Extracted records
* BEGIN *
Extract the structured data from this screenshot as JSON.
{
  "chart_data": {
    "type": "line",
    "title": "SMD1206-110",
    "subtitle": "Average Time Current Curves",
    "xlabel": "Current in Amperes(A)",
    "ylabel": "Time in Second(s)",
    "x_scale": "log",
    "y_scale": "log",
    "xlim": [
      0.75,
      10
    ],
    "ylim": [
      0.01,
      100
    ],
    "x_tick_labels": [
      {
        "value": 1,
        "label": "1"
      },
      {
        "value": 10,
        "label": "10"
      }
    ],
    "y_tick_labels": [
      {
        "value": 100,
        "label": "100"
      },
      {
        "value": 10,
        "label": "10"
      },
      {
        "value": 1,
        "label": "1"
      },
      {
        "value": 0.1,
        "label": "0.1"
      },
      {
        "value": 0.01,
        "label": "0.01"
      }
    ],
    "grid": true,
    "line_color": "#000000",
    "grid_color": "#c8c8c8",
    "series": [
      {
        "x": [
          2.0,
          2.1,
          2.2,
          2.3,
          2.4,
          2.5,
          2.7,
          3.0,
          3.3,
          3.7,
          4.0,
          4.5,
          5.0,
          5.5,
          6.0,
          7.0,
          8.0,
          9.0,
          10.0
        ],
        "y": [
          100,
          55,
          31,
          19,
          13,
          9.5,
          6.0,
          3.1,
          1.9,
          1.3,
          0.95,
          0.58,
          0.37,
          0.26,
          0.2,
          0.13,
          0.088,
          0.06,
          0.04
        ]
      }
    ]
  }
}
* END *
## Short exercise
Copy out each line in the listing that has the word "Current".

## Output below
    "subtitle": "Average Time Current Curves",
    "xlabel": "Current in Amperes(A)",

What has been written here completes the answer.